Which lines in the records below contain the word "kinh"? Copy each one out.

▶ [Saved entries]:
--

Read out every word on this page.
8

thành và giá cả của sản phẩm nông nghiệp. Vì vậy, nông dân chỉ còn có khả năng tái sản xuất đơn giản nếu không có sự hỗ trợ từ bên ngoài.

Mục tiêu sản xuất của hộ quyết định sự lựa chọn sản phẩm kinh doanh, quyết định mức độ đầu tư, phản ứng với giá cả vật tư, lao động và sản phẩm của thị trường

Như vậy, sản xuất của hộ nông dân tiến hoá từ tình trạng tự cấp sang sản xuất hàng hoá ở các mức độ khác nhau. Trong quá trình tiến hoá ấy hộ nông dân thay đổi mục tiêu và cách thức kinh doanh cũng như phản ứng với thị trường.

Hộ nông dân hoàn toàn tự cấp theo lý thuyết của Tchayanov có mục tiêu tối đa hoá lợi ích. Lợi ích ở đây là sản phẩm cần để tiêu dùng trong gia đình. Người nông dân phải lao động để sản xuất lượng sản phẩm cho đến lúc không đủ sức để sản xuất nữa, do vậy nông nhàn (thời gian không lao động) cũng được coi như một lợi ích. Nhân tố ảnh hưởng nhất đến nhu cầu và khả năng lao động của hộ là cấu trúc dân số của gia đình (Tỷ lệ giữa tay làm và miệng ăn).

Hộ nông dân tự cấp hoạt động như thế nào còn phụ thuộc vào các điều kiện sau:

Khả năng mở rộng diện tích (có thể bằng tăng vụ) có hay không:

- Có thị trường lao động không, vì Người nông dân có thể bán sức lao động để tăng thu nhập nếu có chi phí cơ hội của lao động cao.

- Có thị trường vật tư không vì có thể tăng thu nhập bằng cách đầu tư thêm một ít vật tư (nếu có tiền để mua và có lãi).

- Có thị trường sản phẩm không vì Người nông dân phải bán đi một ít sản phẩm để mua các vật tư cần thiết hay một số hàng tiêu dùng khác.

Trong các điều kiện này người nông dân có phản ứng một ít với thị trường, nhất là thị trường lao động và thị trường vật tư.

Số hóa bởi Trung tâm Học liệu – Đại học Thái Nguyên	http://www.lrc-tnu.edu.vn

--

▶ [Final result]:
Mục tiêu sản xuất của hộ quyết định sự lựa chọn sản phẩm kinh doanh, quyết định mức độ đầu tư, phản ứng với giá cả vật tư, lao động và sản phẩm của thị trường
Như vậy, sản xuất của hộ nông dân tiến hoá từ tình trạng tự cấp sang sản xuất hàng hoá ở các mức độ khác nhau. Trong quá trình tiến hoá ấy hộ nông dân thay đổi mục tiêu và cách thức kinh doanh cũng như phản ứng với thị trường.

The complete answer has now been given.